Records contained in a dataset:
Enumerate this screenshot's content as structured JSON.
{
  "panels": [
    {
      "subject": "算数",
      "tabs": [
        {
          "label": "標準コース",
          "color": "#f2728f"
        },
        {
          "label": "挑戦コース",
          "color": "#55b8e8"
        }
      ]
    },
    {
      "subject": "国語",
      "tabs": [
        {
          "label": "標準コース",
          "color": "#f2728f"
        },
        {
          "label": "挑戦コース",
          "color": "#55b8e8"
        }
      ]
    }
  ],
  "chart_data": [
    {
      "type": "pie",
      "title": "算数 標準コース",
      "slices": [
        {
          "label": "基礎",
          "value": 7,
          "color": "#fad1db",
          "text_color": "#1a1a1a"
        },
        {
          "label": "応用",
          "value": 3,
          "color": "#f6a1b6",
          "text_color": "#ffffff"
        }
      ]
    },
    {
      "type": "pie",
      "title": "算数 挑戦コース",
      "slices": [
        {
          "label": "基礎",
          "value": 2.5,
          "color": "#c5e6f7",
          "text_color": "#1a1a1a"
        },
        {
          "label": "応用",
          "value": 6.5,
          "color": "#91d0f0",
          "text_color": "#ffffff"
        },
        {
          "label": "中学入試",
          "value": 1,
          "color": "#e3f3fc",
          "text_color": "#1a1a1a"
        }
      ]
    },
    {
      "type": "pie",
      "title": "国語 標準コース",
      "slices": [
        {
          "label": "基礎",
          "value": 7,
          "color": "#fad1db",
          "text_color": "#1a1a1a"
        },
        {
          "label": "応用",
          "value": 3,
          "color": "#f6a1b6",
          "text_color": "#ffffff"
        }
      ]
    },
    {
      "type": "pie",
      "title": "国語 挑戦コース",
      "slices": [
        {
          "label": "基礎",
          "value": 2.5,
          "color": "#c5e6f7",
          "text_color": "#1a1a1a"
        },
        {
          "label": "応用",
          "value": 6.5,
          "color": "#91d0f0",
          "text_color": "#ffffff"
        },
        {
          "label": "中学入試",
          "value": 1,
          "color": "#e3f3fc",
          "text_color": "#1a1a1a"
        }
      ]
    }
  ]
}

- Problem
Your task is to quote the listing above word for word.

- Answer to this task
Enumerate this screenshot's content as structured JSON.
{
  "panels": [
    {
      "subject": "算数",
      "tabs": [
        {
          "label": "標準コース",
          "color": "#f2728f"
        },
        {
          "label": "挑戦コース",
          "color": "#55b8e8"
        }
      ]
    },
    {
      "subject": "国語",
      "tabs": [
        {
          "label": "標準コース",
          "color": "#f2728f"
        },
        {
          "label": "挑戦コース",
          "color": "#55b8e8"
        }
      ]
    }
  ],
  "chart_data": [
    {
      "type": "pie",
      "title": "算数 標準コース",
      "slices": [
        {
          "label": "基礎",
          "value": 7,
          "color": "#fad1db",
          "text_color": "#1a1a1a"
        },
        {
          "label": "応用",
          "value": 3,
          "color": "#f6a1b6",
          "text_color": "#ffffff"
        }
      ]
    },
    {
      "type": "pie",
      "title": "算数 挑戦コース",
      "slices": [
        {
          "label": "基礎",
          "value": 2.5,
          "color": "#c5e6f7",
          "text_color": "#1a1a1a"
        },
        {
          "label": "応用",
          "value": 6.5,
          "color": "#91d0f0",
          "text_color": "#ffffff"
        },
        {
          "label": "中学入試",
          "value": 1,
          "color": "#e3f3fc",
          "text_color": "#1a1a1a"
        }
      ]
    },
    {
      "type": "pie",
      "title": "国語 標準コース",
      "slices": [
        {
          "label": "基礎",
          "value": 7,
          "color": "#fad1db",
          "text_color": "#1a1a1a"
        },
        {
          "label": "応用",
          "value": 3,
          "color": "#f6a1b6",
          "text_color": "#ffffff"
        }
      ]
    },
    {
      "type": "pie",
      "title": "国語 挑戦コース",
      "slices": [
        {
          "label": "基礎",
          "value": 2.5,
          "color": "#c5e6f7",
          "text_color": "#1a1a1a"
        },
        {
          "label": "応用",
          "value": 6.5,
          "color": "#91d0f0",
          "text_color": "#ffffff"
        },
        {
          "label": "中学入試",
          "value": 1,
          "color": "#e3f3fc",
          "text_color": "#1a1a1a"
        }
      ]
    }
  ]
}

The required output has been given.